▶ [Task objective] Copy out every line exactly as given.
--- --- ---
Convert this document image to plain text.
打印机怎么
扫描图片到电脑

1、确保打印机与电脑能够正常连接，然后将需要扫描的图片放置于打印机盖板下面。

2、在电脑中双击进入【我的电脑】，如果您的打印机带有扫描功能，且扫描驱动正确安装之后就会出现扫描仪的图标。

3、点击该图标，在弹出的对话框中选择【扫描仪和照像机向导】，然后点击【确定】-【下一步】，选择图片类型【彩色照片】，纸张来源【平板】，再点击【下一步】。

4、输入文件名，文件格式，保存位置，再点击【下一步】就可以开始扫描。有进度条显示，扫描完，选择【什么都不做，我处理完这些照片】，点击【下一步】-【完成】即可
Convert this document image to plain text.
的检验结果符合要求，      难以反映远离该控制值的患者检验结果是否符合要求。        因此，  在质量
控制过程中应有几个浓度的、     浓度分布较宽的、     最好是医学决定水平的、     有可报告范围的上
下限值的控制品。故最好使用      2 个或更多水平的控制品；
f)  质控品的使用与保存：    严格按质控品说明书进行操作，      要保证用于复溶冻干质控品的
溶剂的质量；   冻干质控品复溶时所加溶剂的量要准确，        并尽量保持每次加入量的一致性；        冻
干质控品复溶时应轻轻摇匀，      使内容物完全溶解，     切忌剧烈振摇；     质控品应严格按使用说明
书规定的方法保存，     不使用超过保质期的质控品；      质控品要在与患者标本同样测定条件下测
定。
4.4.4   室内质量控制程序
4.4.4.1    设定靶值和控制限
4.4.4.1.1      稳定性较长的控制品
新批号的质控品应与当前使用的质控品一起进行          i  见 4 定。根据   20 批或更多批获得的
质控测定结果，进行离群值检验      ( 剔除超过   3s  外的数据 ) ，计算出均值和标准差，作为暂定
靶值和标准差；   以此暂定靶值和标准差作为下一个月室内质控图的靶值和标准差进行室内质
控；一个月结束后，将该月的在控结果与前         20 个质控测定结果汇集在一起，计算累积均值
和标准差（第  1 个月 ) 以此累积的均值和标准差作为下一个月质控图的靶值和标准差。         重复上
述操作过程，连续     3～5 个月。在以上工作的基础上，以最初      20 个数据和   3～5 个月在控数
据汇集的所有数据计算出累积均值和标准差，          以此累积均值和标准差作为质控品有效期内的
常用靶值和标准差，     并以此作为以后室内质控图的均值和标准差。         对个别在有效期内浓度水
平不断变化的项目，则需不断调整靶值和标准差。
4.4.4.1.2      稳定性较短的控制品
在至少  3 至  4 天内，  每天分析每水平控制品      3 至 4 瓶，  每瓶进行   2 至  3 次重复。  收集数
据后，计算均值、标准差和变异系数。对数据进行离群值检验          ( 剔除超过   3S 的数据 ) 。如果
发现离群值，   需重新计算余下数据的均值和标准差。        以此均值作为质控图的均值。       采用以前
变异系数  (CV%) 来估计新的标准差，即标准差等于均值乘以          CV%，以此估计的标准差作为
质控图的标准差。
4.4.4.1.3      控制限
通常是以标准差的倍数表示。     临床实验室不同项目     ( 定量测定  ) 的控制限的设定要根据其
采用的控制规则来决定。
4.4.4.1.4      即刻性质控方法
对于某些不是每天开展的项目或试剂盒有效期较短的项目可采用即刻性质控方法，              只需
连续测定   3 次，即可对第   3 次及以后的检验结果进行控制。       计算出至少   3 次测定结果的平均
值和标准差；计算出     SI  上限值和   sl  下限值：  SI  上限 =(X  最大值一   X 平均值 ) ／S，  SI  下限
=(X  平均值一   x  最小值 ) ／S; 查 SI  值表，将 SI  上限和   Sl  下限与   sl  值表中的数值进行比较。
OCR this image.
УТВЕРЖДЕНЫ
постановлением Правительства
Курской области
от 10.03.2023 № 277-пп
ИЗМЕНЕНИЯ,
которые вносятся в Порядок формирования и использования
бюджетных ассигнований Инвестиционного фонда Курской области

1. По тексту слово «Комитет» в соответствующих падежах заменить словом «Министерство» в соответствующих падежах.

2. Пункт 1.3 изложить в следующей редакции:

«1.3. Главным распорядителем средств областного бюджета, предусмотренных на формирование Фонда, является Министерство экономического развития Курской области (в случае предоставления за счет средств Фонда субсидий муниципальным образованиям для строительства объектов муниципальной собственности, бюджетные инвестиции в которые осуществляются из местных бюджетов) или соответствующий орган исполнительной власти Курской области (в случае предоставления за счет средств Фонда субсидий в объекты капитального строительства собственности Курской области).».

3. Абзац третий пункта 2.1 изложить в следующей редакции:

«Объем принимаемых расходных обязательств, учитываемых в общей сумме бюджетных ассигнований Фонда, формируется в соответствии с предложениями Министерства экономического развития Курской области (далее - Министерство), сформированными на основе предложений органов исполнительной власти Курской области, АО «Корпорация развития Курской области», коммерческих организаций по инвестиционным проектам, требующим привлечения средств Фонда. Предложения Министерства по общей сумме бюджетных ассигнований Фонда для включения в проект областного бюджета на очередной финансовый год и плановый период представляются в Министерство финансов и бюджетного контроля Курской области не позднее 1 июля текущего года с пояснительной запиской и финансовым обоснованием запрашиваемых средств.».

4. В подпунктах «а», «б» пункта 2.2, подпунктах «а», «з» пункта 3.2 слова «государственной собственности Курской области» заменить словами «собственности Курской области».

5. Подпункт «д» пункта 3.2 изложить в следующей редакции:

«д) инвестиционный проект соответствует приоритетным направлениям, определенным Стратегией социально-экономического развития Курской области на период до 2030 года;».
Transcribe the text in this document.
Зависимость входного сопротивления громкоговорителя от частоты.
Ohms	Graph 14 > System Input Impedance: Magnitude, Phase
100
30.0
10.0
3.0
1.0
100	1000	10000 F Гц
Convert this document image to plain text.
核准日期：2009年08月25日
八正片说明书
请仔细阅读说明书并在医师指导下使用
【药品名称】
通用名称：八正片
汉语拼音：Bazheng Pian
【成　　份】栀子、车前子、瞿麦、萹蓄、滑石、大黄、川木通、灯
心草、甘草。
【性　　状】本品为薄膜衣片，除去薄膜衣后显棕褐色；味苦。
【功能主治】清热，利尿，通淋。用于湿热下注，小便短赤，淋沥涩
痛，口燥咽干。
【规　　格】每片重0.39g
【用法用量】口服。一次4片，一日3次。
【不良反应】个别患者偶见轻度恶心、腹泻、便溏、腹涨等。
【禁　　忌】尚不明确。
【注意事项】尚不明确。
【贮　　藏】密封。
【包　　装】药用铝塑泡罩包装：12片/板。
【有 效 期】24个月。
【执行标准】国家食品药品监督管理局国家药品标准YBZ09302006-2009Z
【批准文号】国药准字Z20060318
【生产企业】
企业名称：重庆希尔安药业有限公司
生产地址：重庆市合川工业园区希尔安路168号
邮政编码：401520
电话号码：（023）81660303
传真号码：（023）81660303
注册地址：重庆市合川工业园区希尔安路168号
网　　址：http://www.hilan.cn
--- --- ---
▶ [Problem solution]
Convert this document image to plain text.
打印机怎么
扫描图片到电脑

1、确保打印机与电脑能够正常连接，然后将需要扫描的图片放置于打印机盖板下面。

2、在电脑中双击进入【我的电脑】，如果您的打印机带有扫描功能，且扫描驱动正确安装之后就会出现扫描仪的图标。

3、点击该图标，在弹出的对话框中选择【扫描仪和照像机向导】，然后点击【确定】-【下一步】，选择图片类型【彩色照片】，纸张来源【平板】，再点击【下一步】。

4、输入文件名，文件格式，保存位置，再点击【下一步】就可以开始扫描。有进度条显示，扫描完，选择【什么都不做，我处理完这些照片】，点击【下一步】-【完成】即可
Convert this document image to plain text.
的检验结果符合要求，      难以反映远离该控制值的患者检验结果是否符合要求。        因此，  在质量
控制过程中应有几个浓度的、     浓度分布较宽的、     最好是医学决定水平的、     有可报告范围的上
下限值的控制品。故最好使用      2 个或更多水平的控制品；
f)  质控品的使用与保存：    严格按质控品说明书进行操作，      要保证用于复溶冻干质控品的
溶剂的质量；   冻干质控品复溶时所加溶剂的量要准确，        并尽量保持每次加入量的一致性；        冻
干质控品复溶时应轻轻摇匀，      使内容物完全溶解，     切忌剧烈振摇；     质控品应严格按使用说明
书规定的方法保存，     不使用超过保质期的质控品；      质控品要在与患者标本同样测定条件下测
定。
4.4.4   室内质量控制程序
4.4.4.1    设定靶值和控制限
4.4.4.1.1      稳定性较长的控制品
新批号的质控品应与当前使用的质控品一起进行          i  见 4 定。根据   20 批或更多批获得的
质控测定结果，进行离群值检验      ( 剔除超过   3s  外的数据 ) ，计算出均值和标准差，作为暂定
靶值和标准差；   以此暂定靶值和标准差作为下一个月室内质控图的靶值和标准差进行室内质
控；一个月结束后，将该月的在控结果与前         20 个质控测定结果汇集在一起，计算累积均值
和标准差（第  1 个月 ) 以此累积的均值和标准差作为下一个月质控图的靶值和标准差。         重复上
述操作过程，连续     3～5 个月。在以上工作的基础上，以最初      20 个数据和   3～5 个月在控数
据汇集的所有数据计算出累积均值和标准差，          以此累积均值和标准差作为质控品有效期内的
常用靶值和标准差，     并以此作为以后室内质控图的均值和标准差。         对个别在有效期内浓度水
平不断变化的项目，则需不断调整靶值和标准差。
4.4.4.1.2      稳定性较短的控制品
在至少  3 至  4 天内，  每天分析每水平控制品      3 至 4 瓶，  每瓶进行   2 至  3 次重复。  收集数
据后，计算均值、标准差和变异系数。对数据进行离群值检验          ( 剔除超过   3S 的数据 ) 。如果
发现离群值，   需重新计算余下数据的均值和标准差。        以此均值作为质控图的均值。       采用以前
变异系数  (CV%) 来估计新的标准差，即标准差等于均值乘以          CV%，以此估计的标准差作为
质控图的标准差。
4.4.4.1.3      控制限
通常是以标准差的倍数表示。     临床实验室不同项目     ( 定量测定  ) 的控制限的设定要根据其
采用的控制规则来决定。
4.4.4.1.4      即刻性质控方法
对于某些不是每天开展的项目或试剂盒有效期较短的项目可采用即刻性质控方法，              只需
连续测定   3 次，即可对第   3 次及以后的检验结果进行控制。       计算出至少   3 次测定结果的平均
值和标准差；计算出     SI  上限值和   sl  下限值：  SI  上限 =(X  最大值一   X 平均值 ) ／S，  SI  下限
=(X  平均值一   x  最小值 ) ／S; 查 SI  值表，将 SI  上限和   Sl  下限与   sl  值表中的数值进行比较。
OCR this image.
УТВЕРЖДЕНЫ
постановлением Правительства
Курской области
от 10.03.2023 № 277-пп
ИЗМЕНЕНИЯ,
которые вносятся в Порядок формирования и использования
бюджетных ассигнований Инвестиционного фонда Курской области

1. По тексту слово «Комитет» в соответствующих падежах заменить словом «Министерство» в соответствующих падежах.

2. Пункт 1.3 изложить в следующей редакции:

«1.3. Главным распорядителем средств областного бюджета, предусмотренных на формирование Фонда, является Министерство экономического развития Курской области (в случае предоставления за счет средств Фонда субсидий муниципальным образованиям для строительства объектов муниципальной собственности, бюджетные инвестиции в которые осуществляются из местных бюджетов) или соответствующий орган исполнительной власти Курской области (в случае предоставления за счет средств Фонда субсидий в объекты капитального строительства собственности Курской области).».

3. Абзац третий пункта 2.1 изложить в следующей редакции:

«Объем принимаемых расходных обязательств, учитываемых в общей сумме бюджетных ассигнований Фонда, формируется в соответствии с предложениями Министерства экономического развития Курской области (далее - Министерство), сформированными на основе предложений органов исполнительной власти Курской области, АО «Корпорация развития Курской области», коммерческих организаций по инвестиционным проектам, требующим привлечения средств Фонда. Предложения Министерства по общей сумме бюджетных ассигнований Фонда для включения в проект областного бюджета на очередной финансовый год и плановый период представляются в Министерство финансов и бюджетного контроля Курской области не позднее 1 июля текущего года с пояснительной запиской и финансовым обоснованием запрашиваемых средств.».

4. В подпунктах «а», «б» пункта 2.2, подпунктах «а», «з» пункта 3.2 слова «государственной собственности Курской области» заменить словами «собственности Курской области».

5. Подпункт «д» пункта 3.2 изложить в следующей редакции:

«д) инвестиционный проект соответствует приоритетным направлениям, определенным Стратегией социально-экономического развития Курской области на период до 2030 года;».
Transcribe the text in this document.
Зависимость входного сопротивления громкоговорителя от частоты.
Ohms	Graph 14 > System Input Impedance: Magnitude, Phase
100
30.0
10.0
3.0
1.0
100	1000	10000 F Гц
Convert this document image to plain text.
核准日期：2009年08月25日
八正片说明书
请仔细阅读说明书并在医师指导下使用
【药品名称】
通用名称：八正片
汉语拼音：Bazheng Pian
【成　　份】栀子、车前子、瞿麦、萹蓄、滑石、大黄、川木通、灯
心草、甘草。
【性　　状】本品为薄膜衣片，除去薄膜衣后显棕褐色；味苦。
【功能主治】清热，利尿，通淋。用于湿热下注，小便短赤，淋沥涩
痛，口燥咽干。
【规　　格】每片重0.39g
【用法用量】口服。一次4片，一日3次。
【不良反应】个别患者偶见轻度恶心、腹泻、便溏、腹涨等。
【禁　　忌】尚不明确。
【注意事项】尚不明确。
【贮　　藏】密封。
【包　　装】药用铝塑泡罩包装：12片/板。
【有 效 期】24个月。
【执行标准】国家食品药品监督管理局国家药品标准YBZ09302006-2009Z
【批准文号】国药准字Z20060318
【生产企业】
企业名称：重庆希尔安药业有限公司
生产地址：重庆市合川工业园区希尔安路168号
邮政编码：401520
电话号码：（023）81660303
传真号码：（023）81660303
注册地址：重庆市合川工业园区希尔安路168号
网　　址：http://www.hilan.cn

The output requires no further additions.